__What you will do__
Locate the word "name" in the material, then show every line that holds it.
+ + +
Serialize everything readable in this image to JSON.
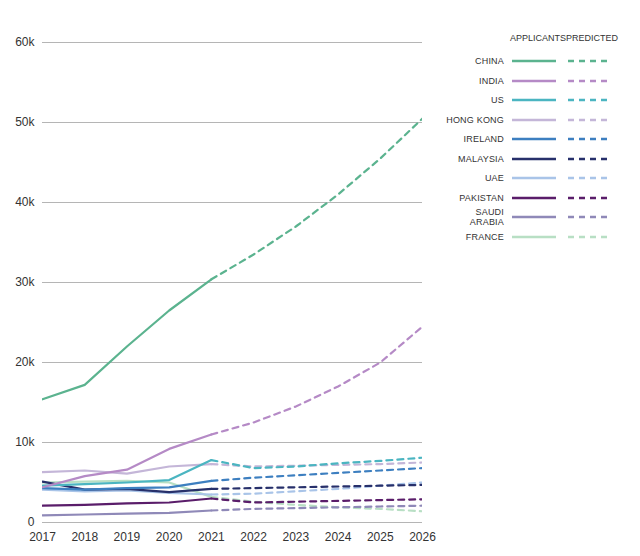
{
  "chart_data": {
    "type": "line",
    "x": [
      2017,
      2018,
      2019,
      2020,
      2021,
      2022,
      2023,
      2024,
      2025,
      2026
    ],
    "xlim": [
      2017,
      2026
    ],
    "xticks": [
      2017,
      2018,
      2019,
      2020,
      2021,
      2022,
      2023,
      2024,
      2025,
      2026
    ],
    "ylim": [
      0,
      60000
    ],
    "yticks": [
      {
        "value": 0,
        "label": "0"
      },
      {
        "value": 10000,
        "label": "10k"
      },
      {
        "value": 20000,
        "label": "20k"
      },
      {
        "value": 30000,
        "label": "30k"
      },
      {
        "value": 40000,
        "label": "40k"
      },
      {
        "value": 50000,
        "label": "50k"
      },
      {
        "value": 60000,
        "label": "60k"
      }
    ],
    "grid": true,
    "legend": "right",
    "legend_titles": [
      "APPLICANTS",
      "PREDICTED"
    ],
    "series": [
      {
        "name": "CHINA",
        "color": "#5bb38f",
        "values": [
          15400,
          17200,
          22000,
          26500,
          30400,
          null,
          null,
          null,
          null,
          null
        ],
        "predicted": [
          null,
          null,
          null,
          null,
          30400,
          33500,
          37000,
          41000,
          45500,
          50500
        ]
      },
      {
        "name": "INDIA",
        "color": "#b58ac6",
        "values": [
          4400,
          5800,
          6600,
          9200,
          11000,
          null,
          null,
          null,
          null,
          null
        ],
        "predicted": [
          null,
          null,
          null,
          null,
          11000,
          12500,
          14500,
          17000,
          20000,
          24500
        ]
      },
      {
        "name": "US",
        "color": "#4bb5c1",
        "values": [
          4600,
          4800,
          5000,
          5300,
          7800,
          null,
          null,
          null,
          null,
          null
        ],
        "predicted": [
          null,
          null,
          null,
          null,
          7800,
          6800,
          7000,
          7400,
          7700,
          8100
        ]
      },
      {
        "name": "HONG KONG",
        "color": "#c4b6d8",
        "values": [
          6300,
          6500,
          6100,
          7000,
          7300,
          null,
          null,
          null,
          null,
          null
        ],
        "predicted": [
          null,
          null,
          null,
          null,
          7300,
          7000,
          7100,
          7200,
          7300,
          7500
        ]
      },
      {
        "name": "IRELAND",
        "color": "#3d7fc0",
        "values": [
          4300,
          4100,
          4300,
          4400,
          5200,
          null,
          null,
          null,
          null,
          null
        ],
        "predicted": [
          null,
          null,
          null,
          null,
          5200,
          5600,
          5900,
          6200,
          6500,
          6800
        ]
      },
      {
        "name": "MALAYSIA",
        "color": "#27306b",
        "values": [
          5100,
          4100,
          4200,
          3800,
          4200,
          null,
          null,
          null,
          null,
          null
        ],
        "predicted": [
          null,
          null,
          null,
          null,
          4200,
          4300,
          4400,
          4500,
          4600,
          4700
        ]
      },
      {
        "name": "UAE",
        "color": "#a9c4e8",
        "values": [
          4100,
          3900,
          4000,
          3700,
          3500,
          null,
          null,
          null,
          null,
          null
        ],
        "predicted": [
          null,
          null,
          null,
          null,
          3500,
          3600,
          3900,
          4200,
          4600,
          5000
        ]
      },
      {
        "name": "PAKISTAN",
        "color": "#5a1d6a",
        "values": [
          2100,
          2200,
          2400,
          2500,
          3000,
          null,
          null,
          null,
          null,
          null
        ],
        "predicted": [
          null,
          null,
          null,
          null,
          3000,
          2500,
          2600,
          2700,
          2800,
          2900
        ]
      },
      {
        "name": "SAUDI ARABIA",
        "color": "#8f89b8",
        "values": [
          900,
          1000,
          1100,
          1200,
          1500,
          null,
          null,
          null,
          null,
          null
        ],
        "predicted": [
          null,
          null,
          null,
          null,
          1500,
          1700,
          1800,
          1900,
          2000,
          2100
        ]
      },
      {
        "name": "FRANCE",
        "color": "#b8dfc4",
        "values": [
          5000,
          5100,
          5200,
          5000,
          3200,
          null,
          null,
          null,
          null,
          null
        ],
        "predicted": [
          null,
          null,
          null,
          null,
          3200,
          2600,
          2200,
          1900,
          1700,
          1400
        ]
      }
    ]
  }
}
+ + +
__Exercise result__
        "name": "CHINA",
        "name": "INDIA",
        "name": "US",
        "name": "HONG KONG",
        "name": "IRELAND",
        "name": "MALAYSIA",
        "name": "UAE",
        "name": "PAKISTAN",
        "name": "SAUDI ARABIA",
        "name": "FRANCE",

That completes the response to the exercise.